▶ [SOURCE DATA]:
#####
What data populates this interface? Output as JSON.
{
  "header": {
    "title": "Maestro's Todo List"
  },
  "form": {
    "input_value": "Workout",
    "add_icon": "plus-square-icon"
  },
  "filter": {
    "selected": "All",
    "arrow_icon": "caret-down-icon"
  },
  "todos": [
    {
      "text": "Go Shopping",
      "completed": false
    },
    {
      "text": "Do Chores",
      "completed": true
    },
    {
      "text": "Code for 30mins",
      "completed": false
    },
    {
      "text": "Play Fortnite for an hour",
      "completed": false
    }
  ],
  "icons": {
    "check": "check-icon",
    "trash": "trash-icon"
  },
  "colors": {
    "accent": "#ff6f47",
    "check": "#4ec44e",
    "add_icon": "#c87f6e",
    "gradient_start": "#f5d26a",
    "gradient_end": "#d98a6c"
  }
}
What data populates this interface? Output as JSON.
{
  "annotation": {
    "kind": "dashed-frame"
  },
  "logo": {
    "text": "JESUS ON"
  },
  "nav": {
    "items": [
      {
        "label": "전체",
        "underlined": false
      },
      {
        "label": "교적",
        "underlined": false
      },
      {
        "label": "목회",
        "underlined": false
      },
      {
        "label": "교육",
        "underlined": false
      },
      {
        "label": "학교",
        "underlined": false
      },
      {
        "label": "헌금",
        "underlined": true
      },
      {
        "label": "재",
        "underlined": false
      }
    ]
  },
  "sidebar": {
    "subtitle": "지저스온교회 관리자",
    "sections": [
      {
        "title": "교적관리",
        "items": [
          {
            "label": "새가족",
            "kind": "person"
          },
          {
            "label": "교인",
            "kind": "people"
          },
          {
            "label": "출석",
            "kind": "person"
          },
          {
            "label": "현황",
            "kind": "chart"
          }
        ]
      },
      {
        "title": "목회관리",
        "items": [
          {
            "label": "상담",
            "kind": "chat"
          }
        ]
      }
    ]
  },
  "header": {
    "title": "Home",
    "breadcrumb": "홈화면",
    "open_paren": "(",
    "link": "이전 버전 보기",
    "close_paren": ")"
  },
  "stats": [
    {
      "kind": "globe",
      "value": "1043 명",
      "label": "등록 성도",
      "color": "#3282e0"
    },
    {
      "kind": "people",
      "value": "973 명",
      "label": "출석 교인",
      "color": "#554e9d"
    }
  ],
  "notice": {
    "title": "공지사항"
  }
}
#####
▶ [WORK REQUIRED]: Produce a verbatim transcription of the entries above.

▶ [SOLUTION TO THE PROBLEM]:
What data populates this interface? Output as JSON.
{
  "header": {
    "title": "Maestro's Todo List"
  },
  "form": {
    "input_value": "Workout",
    "add_icon": "plus-square-icon"
  },
  "filter": {
    "selected": "All",
    "arrow_icon": "caret-down-icon"
  },
  "todos": [
    {
      "text": "Go Shopping",
      "completed": false
    },
    {
      "text": "Do Chores",
      "completed": true
    },
    {
      "text": "Code for 30mins",
      "completed": false
    },
    {
      "text": "Play Fortnite for an hour",
      "completed": false
    }
  ],
  "icons": {
    "check": "check-icon",
    "trash": "trash-icon"
  },
  "colors": {
    "accent": "#ff6f47",
    "check": "#4ec44e",
    "add_icon": "#c87f6e",
    "gradient_start": "#f5d26a",
    "gradient_end": "#d98a6c"
  }
}
What data populates this interface? Output as JSON.
{
  "annotation": {
    "kind": "dashed-frame"
  },
  "logo": {
    "text": "JESUS ON"
  },
  "nav": {
    "items": [
      {
        "label": "전체",
        "underlined": false
      },
      {
        "label": "교적",
        "underlined": false
      },
      {
        "label": "목회",
        "underlined": false
      },
      {
        "label": "교육",
        "underlined": false
      },
      {
        "label": "학교",
        "underlined": false
      },
      {
        "label": "헌금",
        "underlined": true
      },
      {
        "label": "재",
        "underlined": false
      }
    ]
  },
  "sidebar": {
    "subtitle": "지저스온교회 관리자",
    "sections": [
      {
        "title": "교적관리",
        "items": [
          {
            "label": "새가족",
            "kind": "person"
          },
          {
            "label": "교인",
            "kind": "people"
          },
          {
            "label": "출석",
            "kind": "person"
          },
          {
            "label": "현황",
            "kind": "chart"
          }
        ]
      },
      {
        "title": "목회관리",
        "items": [
          {
            "label": "상담",
            "kind": "chat"
          }
        ]
      }
    ]
  },
  "header": {
    "title": "Home",
    "breadcrumb": "홈화면",
    "open_paren": "(",
    "link": "이전 버전 보기",
    "close_paren": ")"
  },
  "stats": [
    {
      "kind": "globe",
      "value": "1043 명",
      "label": "등록 성도",
      "color": "#3282e0"
    },
    {
      "kind": "people",
      "value": "973 명",
      "label": "출석 교인",
      "color": "#554e9d"
    }
  ],
  "notice": {
    "title": "공지사항"
  }
}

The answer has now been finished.